Written exercise ▸
Present the rows as a numbered list, starting with the first row and going on through the row that contains "login-prompt-text: Hai già". Leave out any blank lines.

Records shown ▸
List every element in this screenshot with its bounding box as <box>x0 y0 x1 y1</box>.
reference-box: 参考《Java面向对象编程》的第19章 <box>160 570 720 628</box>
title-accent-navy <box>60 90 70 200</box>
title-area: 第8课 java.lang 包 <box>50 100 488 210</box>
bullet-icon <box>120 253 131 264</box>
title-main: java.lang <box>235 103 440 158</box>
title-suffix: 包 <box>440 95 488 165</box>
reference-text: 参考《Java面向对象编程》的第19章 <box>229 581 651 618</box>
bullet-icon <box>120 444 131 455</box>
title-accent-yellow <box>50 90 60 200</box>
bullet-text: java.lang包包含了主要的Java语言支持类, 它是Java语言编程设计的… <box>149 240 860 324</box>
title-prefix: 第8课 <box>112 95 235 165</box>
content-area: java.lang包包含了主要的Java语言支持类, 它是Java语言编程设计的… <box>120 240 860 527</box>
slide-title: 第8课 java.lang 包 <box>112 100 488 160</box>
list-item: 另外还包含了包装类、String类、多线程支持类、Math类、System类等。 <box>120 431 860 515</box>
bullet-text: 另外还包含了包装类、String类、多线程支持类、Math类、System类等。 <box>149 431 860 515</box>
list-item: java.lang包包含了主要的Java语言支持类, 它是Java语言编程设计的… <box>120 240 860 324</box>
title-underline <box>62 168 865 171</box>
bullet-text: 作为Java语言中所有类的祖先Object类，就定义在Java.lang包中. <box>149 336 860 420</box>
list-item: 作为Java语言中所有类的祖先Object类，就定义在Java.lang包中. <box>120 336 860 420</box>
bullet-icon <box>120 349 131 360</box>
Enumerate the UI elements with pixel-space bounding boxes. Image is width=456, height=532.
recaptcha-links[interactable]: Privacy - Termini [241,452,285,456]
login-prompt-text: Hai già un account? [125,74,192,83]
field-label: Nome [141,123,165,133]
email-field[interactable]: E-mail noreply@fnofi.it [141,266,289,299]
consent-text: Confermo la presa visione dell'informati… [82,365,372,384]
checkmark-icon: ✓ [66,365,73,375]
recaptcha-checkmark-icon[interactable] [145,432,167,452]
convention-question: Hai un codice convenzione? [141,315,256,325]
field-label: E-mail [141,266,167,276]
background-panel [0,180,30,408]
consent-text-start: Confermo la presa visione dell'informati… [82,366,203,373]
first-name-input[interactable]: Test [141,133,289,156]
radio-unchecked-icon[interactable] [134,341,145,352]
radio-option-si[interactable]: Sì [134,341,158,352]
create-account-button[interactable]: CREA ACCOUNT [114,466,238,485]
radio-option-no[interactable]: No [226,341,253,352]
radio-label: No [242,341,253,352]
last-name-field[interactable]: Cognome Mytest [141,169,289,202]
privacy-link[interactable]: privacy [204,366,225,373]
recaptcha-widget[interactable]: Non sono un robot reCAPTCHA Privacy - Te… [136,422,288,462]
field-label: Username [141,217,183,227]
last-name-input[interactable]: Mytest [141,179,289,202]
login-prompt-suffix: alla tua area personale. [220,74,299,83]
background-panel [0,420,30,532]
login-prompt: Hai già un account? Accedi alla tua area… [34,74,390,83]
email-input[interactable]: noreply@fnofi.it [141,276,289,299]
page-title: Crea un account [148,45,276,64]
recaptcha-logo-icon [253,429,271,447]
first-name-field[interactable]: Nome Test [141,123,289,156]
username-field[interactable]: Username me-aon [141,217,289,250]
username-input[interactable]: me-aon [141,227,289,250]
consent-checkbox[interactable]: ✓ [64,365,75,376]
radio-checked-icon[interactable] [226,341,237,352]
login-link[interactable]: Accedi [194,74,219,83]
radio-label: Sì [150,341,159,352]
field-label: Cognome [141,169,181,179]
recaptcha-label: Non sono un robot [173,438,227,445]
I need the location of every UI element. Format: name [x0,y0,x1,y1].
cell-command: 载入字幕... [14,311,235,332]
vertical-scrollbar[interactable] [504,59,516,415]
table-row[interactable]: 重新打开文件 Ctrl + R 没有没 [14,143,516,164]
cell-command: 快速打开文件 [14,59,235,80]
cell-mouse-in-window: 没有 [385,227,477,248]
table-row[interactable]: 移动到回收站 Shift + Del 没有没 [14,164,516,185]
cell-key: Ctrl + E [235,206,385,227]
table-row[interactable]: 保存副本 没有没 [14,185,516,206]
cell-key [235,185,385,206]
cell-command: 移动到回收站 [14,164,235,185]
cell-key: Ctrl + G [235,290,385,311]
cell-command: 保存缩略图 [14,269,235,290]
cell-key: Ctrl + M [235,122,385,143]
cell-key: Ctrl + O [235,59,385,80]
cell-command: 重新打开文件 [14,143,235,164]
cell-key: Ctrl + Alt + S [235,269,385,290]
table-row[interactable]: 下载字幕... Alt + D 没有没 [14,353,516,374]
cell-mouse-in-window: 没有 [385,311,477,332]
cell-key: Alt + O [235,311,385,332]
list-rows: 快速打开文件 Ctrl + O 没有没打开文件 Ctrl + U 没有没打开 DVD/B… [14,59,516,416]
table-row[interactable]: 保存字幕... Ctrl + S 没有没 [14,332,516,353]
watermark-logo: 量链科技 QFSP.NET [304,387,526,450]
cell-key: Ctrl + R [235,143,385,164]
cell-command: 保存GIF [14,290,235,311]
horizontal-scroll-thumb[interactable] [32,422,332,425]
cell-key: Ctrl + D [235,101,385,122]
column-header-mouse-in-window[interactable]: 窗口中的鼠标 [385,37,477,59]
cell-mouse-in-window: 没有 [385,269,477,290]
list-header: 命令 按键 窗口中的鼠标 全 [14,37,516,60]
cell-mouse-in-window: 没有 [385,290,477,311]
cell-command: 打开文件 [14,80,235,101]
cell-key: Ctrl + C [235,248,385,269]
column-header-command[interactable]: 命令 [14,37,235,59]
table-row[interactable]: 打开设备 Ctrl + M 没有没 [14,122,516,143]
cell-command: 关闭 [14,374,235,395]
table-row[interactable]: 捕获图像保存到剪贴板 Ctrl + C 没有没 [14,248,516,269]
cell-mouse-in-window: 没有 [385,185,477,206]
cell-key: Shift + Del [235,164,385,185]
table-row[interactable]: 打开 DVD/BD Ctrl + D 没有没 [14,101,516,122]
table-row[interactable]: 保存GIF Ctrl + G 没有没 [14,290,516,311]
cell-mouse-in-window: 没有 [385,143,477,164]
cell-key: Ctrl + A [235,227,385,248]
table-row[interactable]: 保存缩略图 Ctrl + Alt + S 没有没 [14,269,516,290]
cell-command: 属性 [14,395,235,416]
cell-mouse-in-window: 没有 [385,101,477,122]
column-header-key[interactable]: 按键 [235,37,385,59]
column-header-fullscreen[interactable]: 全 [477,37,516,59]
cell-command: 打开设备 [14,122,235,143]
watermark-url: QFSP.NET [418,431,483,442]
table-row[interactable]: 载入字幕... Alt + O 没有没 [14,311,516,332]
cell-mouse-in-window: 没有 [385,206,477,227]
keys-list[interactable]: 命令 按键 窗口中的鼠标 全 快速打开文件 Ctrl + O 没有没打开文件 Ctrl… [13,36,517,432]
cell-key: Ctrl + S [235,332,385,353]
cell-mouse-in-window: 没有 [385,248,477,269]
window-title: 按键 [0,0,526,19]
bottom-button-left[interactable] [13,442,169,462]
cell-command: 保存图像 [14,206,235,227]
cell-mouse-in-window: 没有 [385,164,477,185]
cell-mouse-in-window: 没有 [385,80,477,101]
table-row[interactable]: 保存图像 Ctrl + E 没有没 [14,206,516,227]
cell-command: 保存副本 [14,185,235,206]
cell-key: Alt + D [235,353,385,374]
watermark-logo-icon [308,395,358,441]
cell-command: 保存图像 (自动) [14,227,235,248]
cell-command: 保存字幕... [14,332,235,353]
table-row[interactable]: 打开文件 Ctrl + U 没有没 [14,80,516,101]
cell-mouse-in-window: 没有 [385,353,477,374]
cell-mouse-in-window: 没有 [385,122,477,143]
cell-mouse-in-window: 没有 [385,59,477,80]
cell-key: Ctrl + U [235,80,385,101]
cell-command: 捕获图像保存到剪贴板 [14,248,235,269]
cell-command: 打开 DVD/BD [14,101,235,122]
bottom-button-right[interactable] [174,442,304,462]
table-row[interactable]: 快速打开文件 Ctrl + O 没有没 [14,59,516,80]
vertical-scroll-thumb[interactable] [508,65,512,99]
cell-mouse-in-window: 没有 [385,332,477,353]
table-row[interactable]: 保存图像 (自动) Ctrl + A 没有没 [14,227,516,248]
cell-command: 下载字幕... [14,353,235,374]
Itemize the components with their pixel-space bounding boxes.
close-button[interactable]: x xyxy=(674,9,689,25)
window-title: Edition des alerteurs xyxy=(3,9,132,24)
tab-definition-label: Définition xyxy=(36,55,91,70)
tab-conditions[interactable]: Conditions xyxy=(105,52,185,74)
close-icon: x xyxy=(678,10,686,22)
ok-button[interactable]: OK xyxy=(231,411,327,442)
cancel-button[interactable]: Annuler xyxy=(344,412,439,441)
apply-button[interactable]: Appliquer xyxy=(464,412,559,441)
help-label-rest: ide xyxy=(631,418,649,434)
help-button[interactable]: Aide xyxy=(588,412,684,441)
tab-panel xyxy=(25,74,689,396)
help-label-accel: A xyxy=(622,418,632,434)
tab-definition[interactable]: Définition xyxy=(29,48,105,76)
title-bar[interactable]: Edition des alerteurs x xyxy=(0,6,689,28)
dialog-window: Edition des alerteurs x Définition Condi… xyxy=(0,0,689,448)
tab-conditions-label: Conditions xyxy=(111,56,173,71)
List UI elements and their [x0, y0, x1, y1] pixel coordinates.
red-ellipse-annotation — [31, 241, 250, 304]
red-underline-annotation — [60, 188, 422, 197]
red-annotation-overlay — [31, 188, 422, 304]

Complete response ▸
1. List every element in this screenshot with its bounding box as <box>x0 y0 x1 y1</box>.
2. reference-box: 参考《Java面向对象编程》的第19章 <box>160 570 720 628</box>
3. title-accent-navy <box>60 90 70 200</box>
4. title-area: 第8课 java.lang 包 <box>50 100 488 210</box>
5. bullet-icon <box>120 253 131 264</box>
6. title-main: java.lang <box>235 103 440 158</box>
7. title-suffix: 包 <box>440 95 488 165</box>
8. reference-text: 参考《Java面向对象编程》的第19章 <box>229 581 651 618</box>
9. bullet-icon <box>120 444 131 455</box>
10. title-accent-yellow <box>50 90 60 200</box>
11. bullet-text: java.lang包包含了主要的Java语言支持类, 它是Java语言编程设计的… <box>149 240 860 324</box>
12. title-prefix: 第8课 <box>112 95 235 165</box>
13. content-area: java.lang包包含了主要的Java语言支持类, 它是Java语言编程设计的… <box>120 240 860 527</box>
14. slide-title: 第8课 java.lang 包 <box>112 100 488 160</box>
15. list-item: 另外还包含了包装类、String类、多线程支持类、Math类、System类等。 <box>120 431 860 515</box>
16. bullet-text: 另外还包含了包装类、String类、多线程支持类、Math类、System类等。 <box>149 431 860 515</box>
17. list-item: java.lang包包含了主要的Java语言支持类, 它是Java语言编程设计的… <box>120 240 860 324</box>
18. title-underline <box>62 168 865 171</box>
19. bullet-text: 作为Java语言中所有类的祖先Object类，就定义在Java.lang包中. <box>149 336 860 420</box>
20. list-item: 作为Java语言中所有类的祖先Object类，就定义在Java.lang包中. <box>120 336 860 420</box>
21. bullet-icon <box>120 349 131 360</box>
22. Enumerate the UI elements with pixel-space bounding boxes. Image is width=456, height=532.
23. recaptcha-links[interactable]: Privacy - Termini [241,452,285,456]
24. login-prompt-text: Hai già un account? [125,74,192,83]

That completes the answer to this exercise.